This improvement in DM core's device reference counting has the
side-effect of fixing a long-standing limitation of the multipath
target: a DM multipath table couldn't include any paths that were unusable
(failed).  For example: if all paths have failed and you add a new,
working, path to the table; you can't use it since the table load would
fail due to it still containing failed paths.  Now a re-load of a
multipath table can include failed devices and when those devices become
active again they can be used instantly.

The device list code in dm.c isn't a straight copy/paste from the code in
dm-table.c, but it's very close (aside from some variable renames).  One
subtle difference is that find_table_device for the tables_devices list
will only match devices with the same name and mode.  This is because we
don't want to upgrade a device's mode in the active table when an
inactive table is loaded.

Access to the mapped_device structure's tables_devices list requires a
mutex (tables_devices_lock), so that tables cannot be created and
destroyed concurrently.

━━━━━━

SET TASK:
Could you pick up the passage on DM core's device reference counting after its last sentence and continue it?

━━━━━━

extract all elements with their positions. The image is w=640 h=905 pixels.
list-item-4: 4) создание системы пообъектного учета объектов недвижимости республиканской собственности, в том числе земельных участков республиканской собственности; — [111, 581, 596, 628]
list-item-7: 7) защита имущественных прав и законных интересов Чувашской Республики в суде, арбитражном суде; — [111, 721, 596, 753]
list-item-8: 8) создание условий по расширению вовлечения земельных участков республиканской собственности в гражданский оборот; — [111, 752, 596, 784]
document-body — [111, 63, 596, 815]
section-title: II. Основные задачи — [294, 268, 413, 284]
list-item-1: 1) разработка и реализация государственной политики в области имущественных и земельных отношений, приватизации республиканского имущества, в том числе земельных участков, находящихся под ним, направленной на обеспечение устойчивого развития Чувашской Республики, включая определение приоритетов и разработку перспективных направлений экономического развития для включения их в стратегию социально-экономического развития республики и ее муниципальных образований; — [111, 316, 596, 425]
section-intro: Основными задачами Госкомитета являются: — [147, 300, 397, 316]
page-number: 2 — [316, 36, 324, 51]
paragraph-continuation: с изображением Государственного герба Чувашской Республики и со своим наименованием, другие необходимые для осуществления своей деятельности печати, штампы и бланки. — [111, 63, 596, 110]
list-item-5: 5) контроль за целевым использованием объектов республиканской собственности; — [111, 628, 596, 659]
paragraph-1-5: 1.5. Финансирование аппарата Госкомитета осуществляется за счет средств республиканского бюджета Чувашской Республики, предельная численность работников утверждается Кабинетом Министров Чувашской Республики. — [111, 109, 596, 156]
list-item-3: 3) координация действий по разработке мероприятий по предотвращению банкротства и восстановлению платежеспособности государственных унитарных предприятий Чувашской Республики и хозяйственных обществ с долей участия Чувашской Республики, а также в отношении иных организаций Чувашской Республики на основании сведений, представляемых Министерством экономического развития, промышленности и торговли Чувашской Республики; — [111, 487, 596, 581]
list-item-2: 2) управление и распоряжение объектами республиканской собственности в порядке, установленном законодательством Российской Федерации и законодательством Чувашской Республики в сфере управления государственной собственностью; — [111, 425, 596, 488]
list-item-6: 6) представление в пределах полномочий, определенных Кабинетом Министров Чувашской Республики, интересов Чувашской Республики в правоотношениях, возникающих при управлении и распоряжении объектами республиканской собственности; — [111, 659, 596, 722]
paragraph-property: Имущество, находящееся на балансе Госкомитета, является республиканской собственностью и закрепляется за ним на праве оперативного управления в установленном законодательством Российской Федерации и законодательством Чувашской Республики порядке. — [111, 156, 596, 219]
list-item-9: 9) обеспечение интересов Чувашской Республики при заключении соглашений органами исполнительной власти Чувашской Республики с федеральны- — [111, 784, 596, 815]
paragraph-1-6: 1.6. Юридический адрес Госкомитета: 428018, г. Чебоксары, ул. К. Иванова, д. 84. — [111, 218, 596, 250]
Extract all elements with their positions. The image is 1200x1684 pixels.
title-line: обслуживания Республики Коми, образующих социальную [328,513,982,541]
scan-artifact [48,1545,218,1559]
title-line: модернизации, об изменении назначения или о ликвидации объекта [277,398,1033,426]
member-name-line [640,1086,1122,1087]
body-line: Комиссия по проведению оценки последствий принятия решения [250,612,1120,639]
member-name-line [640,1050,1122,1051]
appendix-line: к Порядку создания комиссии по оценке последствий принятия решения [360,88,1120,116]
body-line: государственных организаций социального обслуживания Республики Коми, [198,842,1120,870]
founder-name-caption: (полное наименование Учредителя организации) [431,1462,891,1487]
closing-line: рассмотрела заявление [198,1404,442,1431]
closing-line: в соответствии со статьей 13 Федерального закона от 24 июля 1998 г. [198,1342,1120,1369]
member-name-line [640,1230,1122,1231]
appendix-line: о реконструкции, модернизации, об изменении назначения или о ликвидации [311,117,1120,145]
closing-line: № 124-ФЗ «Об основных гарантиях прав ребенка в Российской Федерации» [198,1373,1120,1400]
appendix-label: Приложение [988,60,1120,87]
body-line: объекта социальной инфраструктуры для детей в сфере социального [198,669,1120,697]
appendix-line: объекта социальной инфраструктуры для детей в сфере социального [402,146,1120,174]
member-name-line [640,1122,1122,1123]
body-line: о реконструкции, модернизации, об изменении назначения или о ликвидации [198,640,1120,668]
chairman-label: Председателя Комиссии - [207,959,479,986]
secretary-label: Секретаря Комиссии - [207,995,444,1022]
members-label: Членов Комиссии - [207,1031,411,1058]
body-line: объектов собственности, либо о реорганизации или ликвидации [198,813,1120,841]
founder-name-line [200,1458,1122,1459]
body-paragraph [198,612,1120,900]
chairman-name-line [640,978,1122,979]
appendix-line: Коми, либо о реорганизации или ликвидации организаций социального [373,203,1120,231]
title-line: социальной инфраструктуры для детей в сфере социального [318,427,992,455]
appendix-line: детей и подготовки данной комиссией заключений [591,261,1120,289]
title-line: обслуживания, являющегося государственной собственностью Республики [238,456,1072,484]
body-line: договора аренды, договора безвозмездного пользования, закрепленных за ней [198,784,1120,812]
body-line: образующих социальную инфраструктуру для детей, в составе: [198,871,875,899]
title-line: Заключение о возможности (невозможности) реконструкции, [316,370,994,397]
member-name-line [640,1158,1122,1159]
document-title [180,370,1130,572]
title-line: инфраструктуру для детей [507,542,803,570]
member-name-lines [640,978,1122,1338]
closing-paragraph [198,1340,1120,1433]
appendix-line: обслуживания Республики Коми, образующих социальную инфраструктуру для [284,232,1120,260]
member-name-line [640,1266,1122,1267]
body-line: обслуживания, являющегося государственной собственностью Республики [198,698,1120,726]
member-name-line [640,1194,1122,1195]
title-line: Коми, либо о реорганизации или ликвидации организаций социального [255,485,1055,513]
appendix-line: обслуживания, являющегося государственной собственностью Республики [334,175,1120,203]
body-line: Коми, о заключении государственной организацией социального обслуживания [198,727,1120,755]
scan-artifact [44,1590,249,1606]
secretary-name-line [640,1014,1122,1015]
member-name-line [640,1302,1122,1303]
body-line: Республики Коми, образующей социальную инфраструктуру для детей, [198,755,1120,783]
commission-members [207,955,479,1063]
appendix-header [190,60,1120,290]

━━━━━━

REPLY:
Signed-off-by: Benjamin Marzinski <bmarzins@redhat.com>
Signed-off-by: Mike Snitzer <snitzer@redhat.com>

diff --git a/drivers/md/dm-ioctl.c b/drivers/md/dm-ioctl.c
index 5152142..0be9381 100644
--- a/drivers/md/dm-ioctl.c
+++ b/drivers/md/dm-ioctl.c
@@ -1418,7 +1418,7 @@ static void retrieve_deps(struct dm_table *table,
 	deps->count = count;
 	count = 0;
 	list_for_each_entry (dd, dm_table_get_devices(table), list)
-		deps->dev[count++] = huge_encode_dev(dd->dm_dev.bdev->bd_dev);
+		deps->dev[count++] = huge_encode_dev(dd->dm_dev->bdev->bd_dev);
 
 	param->data_size = param->data_start + needed;
 }
diff --git a/drivers/md/dm-table.c b/drivers/md/dm-table.c
index f9c6cb8..b2bd1eb 100644
--- a/drivers/md/dm-table.c
+++ b/drivers/md/dm-table.c
@@ -210,15 +210,16 @@ int dm_table_create(struct dm_table **result, fmode_t mode,
 	return 0;
 }
 
-static void free_devices(struct list_head *devices)
+static void free_devices(struct list_head *devices, struct mapped_device *md)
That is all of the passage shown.